Given instruction: Copy out every record precisely.

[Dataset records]
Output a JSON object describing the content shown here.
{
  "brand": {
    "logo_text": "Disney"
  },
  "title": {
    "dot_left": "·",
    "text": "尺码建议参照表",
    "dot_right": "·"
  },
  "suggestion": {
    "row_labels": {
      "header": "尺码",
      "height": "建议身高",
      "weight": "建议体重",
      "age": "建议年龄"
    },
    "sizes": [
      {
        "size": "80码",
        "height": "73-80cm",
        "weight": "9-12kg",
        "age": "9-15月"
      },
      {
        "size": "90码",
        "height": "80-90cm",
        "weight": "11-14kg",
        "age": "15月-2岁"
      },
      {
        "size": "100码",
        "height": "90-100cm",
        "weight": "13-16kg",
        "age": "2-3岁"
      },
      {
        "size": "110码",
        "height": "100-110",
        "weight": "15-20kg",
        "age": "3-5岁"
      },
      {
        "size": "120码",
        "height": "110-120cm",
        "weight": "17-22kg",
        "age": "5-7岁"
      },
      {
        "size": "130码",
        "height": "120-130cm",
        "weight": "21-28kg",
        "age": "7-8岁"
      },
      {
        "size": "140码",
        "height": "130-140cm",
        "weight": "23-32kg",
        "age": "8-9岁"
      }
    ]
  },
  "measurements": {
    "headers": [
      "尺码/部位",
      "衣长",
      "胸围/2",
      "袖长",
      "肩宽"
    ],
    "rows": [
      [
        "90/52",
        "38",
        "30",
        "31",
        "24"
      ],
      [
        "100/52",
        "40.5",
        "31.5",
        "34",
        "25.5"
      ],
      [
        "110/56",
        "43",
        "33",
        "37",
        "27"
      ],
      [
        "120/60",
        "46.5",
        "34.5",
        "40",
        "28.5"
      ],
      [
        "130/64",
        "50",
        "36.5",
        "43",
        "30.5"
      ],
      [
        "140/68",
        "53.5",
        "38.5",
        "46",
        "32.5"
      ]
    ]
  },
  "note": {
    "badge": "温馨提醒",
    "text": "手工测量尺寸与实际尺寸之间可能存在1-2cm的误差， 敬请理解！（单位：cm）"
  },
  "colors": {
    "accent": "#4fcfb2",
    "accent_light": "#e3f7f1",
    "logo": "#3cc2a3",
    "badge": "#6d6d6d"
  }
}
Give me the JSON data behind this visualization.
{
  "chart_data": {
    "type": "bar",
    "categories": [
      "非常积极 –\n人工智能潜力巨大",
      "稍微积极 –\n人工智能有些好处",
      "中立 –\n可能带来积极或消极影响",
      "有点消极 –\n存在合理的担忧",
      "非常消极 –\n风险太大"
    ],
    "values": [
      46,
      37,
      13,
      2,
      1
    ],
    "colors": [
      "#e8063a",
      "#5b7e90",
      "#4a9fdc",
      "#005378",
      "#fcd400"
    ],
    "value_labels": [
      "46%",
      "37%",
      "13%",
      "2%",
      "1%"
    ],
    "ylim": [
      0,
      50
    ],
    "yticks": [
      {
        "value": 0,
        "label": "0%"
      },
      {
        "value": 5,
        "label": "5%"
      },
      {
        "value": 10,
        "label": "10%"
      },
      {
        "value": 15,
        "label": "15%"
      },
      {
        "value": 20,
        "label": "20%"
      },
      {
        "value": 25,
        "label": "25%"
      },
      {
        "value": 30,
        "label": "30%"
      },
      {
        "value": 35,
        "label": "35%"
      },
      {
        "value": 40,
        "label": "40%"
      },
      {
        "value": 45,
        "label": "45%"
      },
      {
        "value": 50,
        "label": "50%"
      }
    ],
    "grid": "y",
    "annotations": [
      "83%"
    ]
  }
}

Result of the task:
Output a JSON object describing the content shown here.
{
  "brand": {
    "logo_text": "Disney"
  },
  "title": {
    "dot_left": "·",
    "text": "尺码建议参照表",
    "dot_right": "·"
  },
  "suggestion": {
    "row_labels": {
      "header": "尺码",
      "height": "建议身高",
      "weight": "建议体重",
      "age": "建议年龄"
    },
    "sizes": [
      {
        "size": "80码",
        "height": "73-80cm",
        "weight": "9-12kg",
        "age": "9-15月"
      },
      {
        "size": "90码",
        "height": "80-90cm",
        "weight": "11-14kg",
        "age": "15月-2岁"
      },
      {
        "size": "100码",
        "height": "90-100cm",
        "weight": "13-16kg",
        "age": "2-3岁"
      },
      {
        "size": "110码",
        "height": "100-110",
        "weight": "15-20kg",
        "age": "3-5岁"
      },
      {
        "size": "120码",
        "height": "110-120cm",
        "weight": "17-22kg",
        "age": "5-7岁"
      },
      {
        "size": "130码",
        "height": "120-130cm",
        "weight": "21-28kg",
        "age": "7-8岁"
      },
      {
        "size": "140码",
        "height": "130-140cm",
        "weight": "23-32kg",
        "age": "8-9岁"
      }
    ]
  },
  "measurements": {
    "headers": [
      "尺码/部位",
      "衣长",
      "胸围/2",
      "袖长",
      "肩宽"
    ],
    "rows": [
      [
        "90/52",
        "38",
        "30",
        "31",
        "24"
      ],
      [
        "100/52",
        "40.5",
        "31.5",
        "34",
        "25.5"
      ],
      [
        "110/56",
        "43",
        "33",
        "37",
        "27"
      ],
      [
        "120/60",
        "46.5",
        "34.5",
        "40",
        "28.5"
      ],
      [
        "130/64",
        "50",
        "36.5",
        "43",
        "30.5"
      ],
      [
        "140/68",
        "53.5",
        "38.5",
        "46",
        "32.5"
      ]
    ]
  },
  "note": {
    "badge": "温馨提醒",
    "text": "手工测量尺寸与实际尺寸之间可能存在1-2cm的误差， 敬请理解！（单位：cm）"
  },
  "colors": {
    "accent": "#4fcfb2",
    "accent_light": "#e3f7f1",
    "logo": "#3cc2a3",
    "badge": "#6d6d6d"
  }
}
Give me the JSON data behind this visualization.
{
  "chart_data": {
    "type": "bar",
    "categories": [
      "非常积极 –\n人工智能潜力巨大",
      "稍微积极 –\n人工智能有些好处",
      "中立 –\n可能带来积极或消极影响",
      "有点消极 –\n存在合理的担忧",
      "非常消极 –\n风险太大"
    ],
    "values": [
      46,
      37,
      13,
      2,
      1
    ],
    "colors": [
      "#e8063a",
      "#5b7e90",
      "#4a9fdc",
      "#005378",
      "#fcd400"
    ],
    "value_labels": [
      "46%",
      "37%",
      "13%",
      "2%",
      "1%"
    ],
    "ylim": [
      0,
      50
    ],
    "yticks": [
      {
        "value": 0,
        "label": "0%"
      },
      {
        "value": 5,
        "label": "5%"
      },
      {
        "value": 10,
        "label": "10%"
      },
      {
        "value": 15,
        "label": "15%"
      },
      {
        "value": 20,
        "label": "20%"
      },
      {
        "value": 25,
        "label": "25%"
      },
      {
        "value": 30,
        "label": "30%"
      },
      {
        "value": 35,
        "label": "35%"
      },
      {
        "value": 40,
        "label": "40%"
      },
      {
        "value": 45,
        "label": "45%"
      },
      {
        "value": 50,
        "label": "50%"
      }
    ],
    "grid": "y",
    "annotations": [
      "83%"
    ]
  }
}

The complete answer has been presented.